Rows from a dataset –
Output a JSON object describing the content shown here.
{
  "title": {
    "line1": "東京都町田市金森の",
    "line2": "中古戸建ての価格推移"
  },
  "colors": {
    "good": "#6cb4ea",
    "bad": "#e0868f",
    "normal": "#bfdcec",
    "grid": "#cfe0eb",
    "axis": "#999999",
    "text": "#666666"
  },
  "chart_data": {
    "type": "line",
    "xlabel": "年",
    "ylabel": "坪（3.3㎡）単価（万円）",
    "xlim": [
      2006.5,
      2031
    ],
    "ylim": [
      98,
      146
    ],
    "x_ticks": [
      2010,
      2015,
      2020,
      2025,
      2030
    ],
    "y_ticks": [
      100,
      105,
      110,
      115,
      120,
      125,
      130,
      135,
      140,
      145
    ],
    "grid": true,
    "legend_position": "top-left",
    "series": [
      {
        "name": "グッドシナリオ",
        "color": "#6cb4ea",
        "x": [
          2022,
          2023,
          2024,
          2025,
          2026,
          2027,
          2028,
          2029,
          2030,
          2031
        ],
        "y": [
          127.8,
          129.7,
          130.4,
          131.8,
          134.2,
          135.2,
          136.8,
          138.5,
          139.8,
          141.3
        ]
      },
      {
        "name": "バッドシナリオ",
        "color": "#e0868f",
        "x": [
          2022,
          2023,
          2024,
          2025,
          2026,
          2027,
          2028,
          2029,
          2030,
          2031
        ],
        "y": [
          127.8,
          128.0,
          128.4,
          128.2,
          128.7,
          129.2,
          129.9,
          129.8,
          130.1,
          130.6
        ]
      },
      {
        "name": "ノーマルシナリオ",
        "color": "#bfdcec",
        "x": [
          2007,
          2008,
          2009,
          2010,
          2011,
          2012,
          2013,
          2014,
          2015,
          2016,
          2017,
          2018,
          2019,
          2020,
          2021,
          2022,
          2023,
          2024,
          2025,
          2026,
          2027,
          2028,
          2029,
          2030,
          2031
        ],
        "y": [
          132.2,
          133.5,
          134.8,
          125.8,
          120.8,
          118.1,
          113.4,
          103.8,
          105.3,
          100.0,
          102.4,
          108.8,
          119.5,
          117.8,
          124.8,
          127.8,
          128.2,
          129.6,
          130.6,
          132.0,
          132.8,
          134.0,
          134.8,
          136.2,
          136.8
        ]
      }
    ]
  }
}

What this task involves –
Each line of the material above needs to be quoted exactly, please.

Output below –
Output a JSON object describing the content shown here.
{
  "title": {
    "line1": "東京都町田市金森の",
    "line2": "中古戸建ての価格推移"
  },
  "colors": {
    "good": "#6cb4ea",
    "bad": "#e0868f",
    "normal": "#bfdcec",
    "grid": "#cfe0eb",
    "axis": "#999999",
    "text": "#666666"
  },
  "chart_data": {
    "type": "line",
    "xlabel": "年",
    "ylabel": "坪（3.3㎡）単価（万円）",
    "xlim": [
      2006.5,
      2031
    ],
    "ylim": [
      98,
      146
    ],
    "x_ticks": [
      2010,
      2015,
      2020,
      2025,
      2030
    ],
    "y_ticks": [
      100,
      105,
      110,
      115,
      120,
      125,
      130,
      135,
      140,
      145
    ],
    "grid": true,
    "legend_position": "top-left",
    "series": [
      {
        "name": "グッドシナリオ",
        "color": "#6cb4ea",
        "x": [
          2022,
          2023,
          2024,
          2025,
          2026,
          2027,
          2028,
          2029,
          2030,
          2031
        ],
        "y": [
          127.8,
          129.7,
          130.4,
          131.8,
          134.2,
          135.2,
          136.8,
          138.5,
          139.8,
          141.3
        ]
      },
      {
        "name": "バッドシナリオ",
        "color": "#e0868f",
        "x": [
          2022,
          2023,
          2024,
          2025,
          2026,
          2027,
          2028,
          2029,
          2030,
          2031
        ],
        "y": [
          127.8,
          128.0,
          128.4,
          128.2,
          128.7,
          129.2,
          129.9,
          129.8,
          130.1,
          130.6
        ]
      },
      {
        "name": "ノーマルシナリオ",
        "color": "#bfdcec",
        "x": [
          2007,
          2008,
          2009,
          2010,
          2011,
          2012,
          2013,
          2014,
          2015,
          2016,
          2017,
          2018,
          2019,
          2020,
          2021,
          2022,
          2023,
          2024,
          2025,
          2026,
          2027,
          2028,
          2029,
          2030,
          2031
        ],
        "y": [
          132.2,
          133.5,
          134.8,
          125.8,
          120.8,
          118.1,
          113.4,
          103.8,
          105.3,
          100.0,
          102.4,
          108.8,
          119.5,
          117.8,
          124.8,
          127.8,
          128.2,
          129.6,
          130.6,
          132.0,
          132.8,
          134.0,
          134.8,
          136.2,
          136.8
        ]
      }
    ]
  }
}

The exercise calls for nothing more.